[Saved entries]
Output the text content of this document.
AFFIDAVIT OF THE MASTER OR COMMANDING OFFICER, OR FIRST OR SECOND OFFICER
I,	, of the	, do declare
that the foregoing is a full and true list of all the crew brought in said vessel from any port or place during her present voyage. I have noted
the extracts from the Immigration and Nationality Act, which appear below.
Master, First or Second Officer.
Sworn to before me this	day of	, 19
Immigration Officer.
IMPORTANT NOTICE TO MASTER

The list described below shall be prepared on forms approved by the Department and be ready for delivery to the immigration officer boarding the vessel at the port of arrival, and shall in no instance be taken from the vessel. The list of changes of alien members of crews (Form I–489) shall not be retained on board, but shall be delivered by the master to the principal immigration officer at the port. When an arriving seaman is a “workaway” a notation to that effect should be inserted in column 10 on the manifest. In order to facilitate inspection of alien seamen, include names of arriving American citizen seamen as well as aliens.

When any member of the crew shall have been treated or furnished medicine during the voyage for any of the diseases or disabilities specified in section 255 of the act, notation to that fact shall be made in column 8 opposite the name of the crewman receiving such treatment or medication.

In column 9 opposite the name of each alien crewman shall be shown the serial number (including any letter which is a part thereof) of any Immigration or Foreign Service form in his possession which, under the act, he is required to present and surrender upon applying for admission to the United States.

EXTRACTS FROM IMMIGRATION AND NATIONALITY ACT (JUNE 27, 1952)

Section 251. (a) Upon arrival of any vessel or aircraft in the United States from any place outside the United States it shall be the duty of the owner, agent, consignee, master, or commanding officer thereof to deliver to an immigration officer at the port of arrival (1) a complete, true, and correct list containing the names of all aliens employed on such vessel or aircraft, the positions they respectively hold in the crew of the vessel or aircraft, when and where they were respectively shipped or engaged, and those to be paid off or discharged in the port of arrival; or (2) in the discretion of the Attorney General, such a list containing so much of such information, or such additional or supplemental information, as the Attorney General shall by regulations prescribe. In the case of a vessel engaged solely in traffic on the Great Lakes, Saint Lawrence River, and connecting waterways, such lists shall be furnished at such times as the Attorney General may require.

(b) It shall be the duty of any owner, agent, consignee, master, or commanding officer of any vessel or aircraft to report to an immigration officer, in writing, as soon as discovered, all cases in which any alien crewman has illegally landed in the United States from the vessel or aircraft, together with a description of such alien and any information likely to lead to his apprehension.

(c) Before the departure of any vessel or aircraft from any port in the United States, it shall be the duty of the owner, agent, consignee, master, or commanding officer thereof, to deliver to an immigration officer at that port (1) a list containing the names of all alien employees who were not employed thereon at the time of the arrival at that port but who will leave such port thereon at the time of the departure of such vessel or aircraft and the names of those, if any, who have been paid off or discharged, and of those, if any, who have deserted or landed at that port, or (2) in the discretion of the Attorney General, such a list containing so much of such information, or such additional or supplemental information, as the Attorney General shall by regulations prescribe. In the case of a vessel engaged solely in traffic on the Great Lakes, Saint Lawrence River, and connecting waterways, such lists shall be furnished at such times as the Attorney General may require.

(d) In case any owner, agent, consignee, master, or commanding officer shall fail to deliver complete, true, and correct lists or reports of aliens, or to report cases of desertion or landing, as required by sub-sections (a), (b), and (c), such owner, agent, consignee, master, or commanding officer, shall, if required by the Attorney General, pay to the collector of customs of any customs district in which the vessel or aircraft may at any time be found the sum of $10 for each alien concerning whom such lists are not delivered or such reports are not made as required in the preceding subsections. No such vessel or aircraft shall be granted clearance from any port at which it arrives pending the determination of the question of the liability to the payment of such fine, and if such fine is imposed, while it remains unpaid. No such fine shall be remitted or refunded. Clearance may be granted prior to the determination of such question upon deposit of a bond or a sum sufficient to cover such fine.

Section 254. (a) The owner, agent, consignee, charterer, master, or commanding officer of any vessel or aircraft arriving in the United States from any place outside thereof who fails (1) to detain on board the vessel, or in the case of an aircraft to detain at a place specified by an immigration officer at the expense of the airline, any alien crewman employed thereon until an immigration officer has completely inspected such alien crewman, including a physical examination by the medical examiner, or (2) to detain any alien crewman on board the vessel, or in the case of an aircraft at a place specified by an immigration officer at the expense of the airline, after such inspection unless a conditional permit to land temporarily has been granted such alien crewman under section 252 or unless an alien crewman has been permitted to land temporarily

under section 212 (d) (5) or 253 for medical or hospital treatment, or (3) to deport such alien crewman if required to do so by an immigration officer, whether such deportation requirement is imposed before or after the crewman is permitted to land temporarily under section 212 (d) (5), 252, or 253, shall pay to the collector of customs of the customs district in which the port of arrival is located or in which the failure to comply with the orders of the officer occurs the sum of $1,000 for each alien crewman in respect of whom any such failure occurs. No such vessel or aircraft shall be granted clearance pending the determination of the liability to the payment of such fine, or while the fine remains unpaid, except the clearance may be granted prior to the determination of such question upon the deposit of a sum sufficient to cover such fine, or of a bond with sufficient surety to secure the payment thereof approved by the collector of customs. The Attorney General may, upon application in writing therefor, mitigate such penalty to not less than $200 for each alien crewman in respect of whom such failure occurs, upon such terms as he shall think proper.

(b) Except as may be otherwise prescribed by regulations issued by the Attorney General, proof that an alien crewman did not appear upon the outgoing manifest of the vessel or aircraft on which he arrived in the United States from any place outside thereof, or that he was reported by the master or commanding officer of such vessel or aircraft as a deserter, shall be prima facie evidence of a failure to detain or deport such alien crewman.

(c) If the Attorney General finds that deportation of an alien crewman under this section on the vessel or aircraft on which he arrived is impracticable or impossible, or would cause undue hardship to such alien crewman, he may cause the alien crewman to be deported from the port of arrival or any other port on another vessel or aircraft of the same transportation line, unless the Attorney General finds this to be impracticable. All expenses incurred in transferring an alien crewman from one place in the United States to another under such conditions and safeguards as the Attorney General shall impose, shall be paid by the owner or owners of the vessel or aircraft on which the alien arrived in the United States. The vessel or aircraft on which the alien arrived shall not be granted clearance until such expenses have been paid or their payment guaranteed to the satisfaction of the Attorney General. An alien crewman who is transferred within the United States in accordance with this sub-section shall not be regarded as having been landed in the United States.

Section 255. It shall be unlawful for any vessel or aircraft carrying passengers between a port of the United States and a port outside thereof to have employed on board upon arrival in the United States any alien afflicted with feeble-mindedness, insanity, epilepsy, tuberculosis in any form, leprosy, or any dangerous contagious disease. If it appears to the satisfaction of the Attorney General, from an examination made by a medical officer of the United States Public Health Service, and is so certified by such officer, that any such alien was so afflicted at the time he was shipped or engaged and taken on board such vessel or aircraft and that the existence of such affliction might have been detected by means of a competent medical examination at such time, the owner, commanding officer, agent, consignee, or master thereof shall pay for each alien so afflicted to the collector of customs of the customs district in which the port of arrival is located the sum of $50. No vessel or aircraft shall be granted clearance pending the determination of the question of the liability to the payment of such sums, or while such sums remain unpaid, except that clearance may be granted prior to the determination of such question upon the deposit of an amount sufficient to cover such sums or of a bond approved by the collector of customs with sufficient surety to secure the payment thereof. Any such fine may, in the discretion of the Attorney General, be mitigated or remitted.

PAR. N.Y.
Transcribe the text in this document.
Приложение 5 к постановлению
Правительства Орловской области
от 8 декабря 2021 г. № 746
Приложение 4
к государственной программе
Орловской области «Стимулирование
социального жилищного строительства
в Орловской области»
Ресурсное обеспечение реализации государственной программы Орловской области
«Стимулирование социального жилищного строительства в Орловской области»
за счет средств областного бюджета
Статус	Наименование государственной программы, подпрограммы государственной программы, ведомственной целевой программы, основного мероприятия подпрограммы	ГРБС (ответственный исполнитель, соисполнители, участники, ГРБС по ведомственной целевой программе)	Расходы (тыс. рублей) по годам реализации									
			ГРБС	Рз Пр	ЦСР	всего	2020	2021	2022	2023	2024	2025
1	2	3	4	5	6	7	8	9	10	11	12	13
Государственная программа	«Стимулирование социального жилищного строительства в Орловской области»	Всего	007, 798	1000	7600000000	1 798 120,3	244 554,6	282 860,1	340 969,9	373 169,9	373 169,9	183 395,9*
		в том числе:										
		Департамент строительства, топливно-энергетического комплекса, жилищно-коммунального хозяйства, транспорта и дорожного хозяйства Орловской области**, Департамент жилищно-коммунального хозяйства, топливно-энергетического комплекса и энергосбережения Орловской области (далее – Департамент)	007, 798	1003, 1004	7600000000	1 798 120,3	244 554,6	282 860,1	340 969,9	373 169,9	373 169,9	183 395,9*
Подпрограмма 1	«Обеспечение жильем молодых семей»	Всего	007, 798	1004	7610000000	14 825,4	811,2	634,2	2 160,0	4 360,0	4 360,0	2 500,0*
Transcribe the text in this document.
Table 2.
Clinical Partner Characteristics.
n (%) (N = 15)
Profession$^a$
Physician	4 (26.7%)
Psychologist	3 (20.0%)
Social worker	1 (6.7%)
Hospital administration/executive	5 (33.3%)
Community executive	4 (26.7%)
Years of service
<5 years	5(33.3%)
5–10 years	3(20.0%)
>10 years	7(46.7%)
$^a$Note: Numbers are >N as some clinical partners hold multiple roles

WHAT NEEDS TO BE DONE | Copy all the lines above that hold the string "present".

CORRECT ANSWER |
that the foregoing is a full and true list of all the crew brought in said vessel from any port or place during her present voyage. I have noted
In column 9 opposite the name of each alien crewman shall be shown the serial number (including any letter which is a part thereof) of any Immigration or Foreign Service form in his possession which, under the act, he is required to present and surrender upon applying for admission to the United States.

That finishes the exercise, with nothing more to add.